**Written instruction:** Copy all of the records below verbatim.

Begin Material supplied

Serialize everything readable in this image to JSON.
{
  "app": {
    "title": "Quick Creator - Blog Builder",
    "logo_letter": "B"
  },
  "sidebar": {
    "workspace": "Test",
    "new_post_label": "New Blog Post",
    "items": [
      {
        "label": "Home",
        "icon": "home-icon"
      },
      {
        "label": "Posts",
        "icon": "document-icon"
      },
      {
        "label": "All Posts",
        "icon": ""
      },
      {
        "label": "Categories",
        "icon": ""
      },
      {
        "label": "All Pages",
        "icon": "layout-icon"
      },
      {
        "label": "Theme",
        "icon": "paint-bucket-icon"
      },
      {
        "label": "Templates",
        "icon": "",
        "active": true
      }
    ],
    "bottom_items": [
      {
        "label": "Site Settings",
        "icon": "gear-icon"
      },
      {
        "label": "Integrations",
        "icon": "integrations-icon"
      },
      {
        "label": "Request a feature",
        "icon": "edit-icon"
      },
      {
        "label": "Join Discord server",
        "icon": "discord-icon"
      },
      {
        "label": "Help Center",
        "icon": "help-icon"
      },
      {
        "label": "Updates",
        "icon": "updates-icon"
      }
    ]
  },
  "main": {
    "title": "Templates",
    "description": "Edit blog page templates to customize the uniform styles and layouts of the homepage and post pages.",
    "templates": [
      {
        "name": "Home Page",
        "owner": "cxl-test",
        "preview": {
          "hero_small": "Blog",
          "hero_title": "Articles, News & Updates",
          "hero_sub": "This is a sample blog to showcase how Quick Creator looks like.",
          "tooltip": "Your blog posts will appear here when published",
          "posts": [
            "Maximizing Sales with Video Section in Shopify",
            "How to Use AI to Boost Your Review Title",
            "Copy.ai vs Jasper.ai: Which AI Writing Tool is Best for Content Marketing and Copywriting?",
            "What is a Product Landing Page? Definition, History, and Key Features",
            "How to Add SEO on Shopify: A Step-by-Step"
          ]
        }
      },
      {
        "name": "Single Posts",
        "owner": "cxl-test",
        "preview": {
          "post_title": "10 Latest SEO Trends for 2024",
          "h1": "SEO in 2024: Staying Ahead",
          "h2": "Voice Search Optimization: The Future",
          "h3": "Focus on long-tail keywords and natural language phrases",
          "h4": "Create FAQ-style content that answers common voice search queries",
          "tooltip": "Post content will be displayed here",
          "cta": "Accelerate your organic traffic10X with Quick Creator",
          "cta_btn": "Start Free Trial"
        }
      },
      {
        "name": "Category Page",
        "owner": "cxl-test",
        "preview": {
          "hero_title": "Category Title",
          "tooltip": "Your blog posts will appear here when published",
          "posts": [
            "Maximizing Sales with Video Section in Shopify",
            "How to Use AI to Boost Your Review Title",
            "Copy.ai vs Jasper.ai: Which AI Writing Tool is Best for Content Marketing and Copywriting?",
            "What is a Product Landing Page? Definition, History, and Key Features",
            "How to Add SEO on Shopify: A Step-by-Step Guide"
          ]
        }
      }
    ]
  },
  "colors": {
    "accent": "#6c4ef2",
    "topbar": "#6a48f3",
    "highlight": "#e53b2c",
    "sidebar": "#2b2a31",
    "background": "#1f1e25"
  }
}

End Material supplied

**The answer:**
Serialize everything readable in this image to JSON.
{
  "app": {
    "title": "Quick Creator - Blog Builder",
    "logo_letter": "B"
  },
  "sidebar": {
    "workspace": "Test",
    "new_post_label": "New Blog Post",
    "items": [
      {
        "label": "Home",
        "icon": "home-icon"
      },
      {
        "label": "Posts",
        "icon": "document-icon"
      },
      {
        "label": "All Posts",
        "icon": ""
      },
      {
        "label": "Categories",
        "icon": ""
      },
      {
        "label": "All Pages",
        "icon": "layout-icon"
      },
      {
        "label": "Theme",
        "icon": "paint-bucket-icon"
      },
      {
        "label": "Templates",
        "icon": "",
        "active": true
      }
    ],
    "bottom_items": [
      {
        "label": "Site Settings",
        "icon": "gear-icon"
      },
      {
        "label": "Integrations",
        "icon": "integrations-icon"
      },
      {
        "label": "Request a feature",
        "icon": "edit-icon"
      },
      {
        "label": "Join Discord server",
        "icon": "discord-icon"
      },
      {
        "label": "Help Center",
        "icon": "help-icon"
      },
      {
        "label": "Updates",
        "icon": "updates-icon"
      }
    ]
  },
  "main": {
    "title": "Templates",
    "description": "Edit blog page templates to customize the uniform styles and layouts of the homepage and post pages.",
    "templates": [
      {
        "name": "Home Page",
        "owner": "cxl-test",
        "preview": {
          "hero_small": "Blog",
          "hero_title": "Articles, News & Updates",
          "hero_sub": "This is a sample blog to showcase how Quick Creator looks like.",
          "tooltip": "Your blog posts will appear here when published",
          "posts": [
            "Maximizing Sales with Video Section in Shopify",
            "How to Use AI to Boost Your Review Title",
            "Copy.ai vs Jasper.ai: Which AI Writing Tool is Best for Content Marketing and Copywriting?",
            "What is a Product Landing Page? Definition, History, and Key Features",
            "How to Add SEO on Shopify: A Step-by-Step"
          ]
        }
      },
      {
        "name": "Single Posts",
        "owner": "cxl-test",
        "preview": {
          "post_title": "10 Latest SEO Trends for 2024",
          "h1": "SEO in 2024: Staying Ahead",
          "h2": "Voice Search Optimization: The Future",
          "h3": "Focus on long-tail keywords and natural language phrases",
          "h4": "Create FAQ-style content that answers common voice search queries",
          "tooltip": "Post content will be displayed here",
          "cta": "Accelerate your organic traffic10X with Quick Creator",
          "cta_btn": "Start Free Trial"
        }
      },
      {
        "name": "Category Page",
        "owner": "cxl-test",
        "preview": {
          "hero_title": "Category Title",
          "tooltip": "Your blog posts will appear here when published",
          "posts": [
            "Maximizing Sales with Video Section in Shopify",
            "How to Use AI to Boost Your Review Title",
            "Copy.ai vs Jasper.ai: Which AI Writing Tool is Best for Content Marketing and Copywriting?",
            "What is a Product Landing Page? Definition, History, and Key Features",
            "How to Add SEO on Shopify: A Step-by-Step Guide"
          ]
        }
      }
    ]
  },
  "colors": {
    "accent": "#6c4ef2",
    "topbar": "#6a48f3",
    "highlight": "#e53b2c",
    "sidebar": "#2b2a31",
    "background": "#1f1e25"
  }
}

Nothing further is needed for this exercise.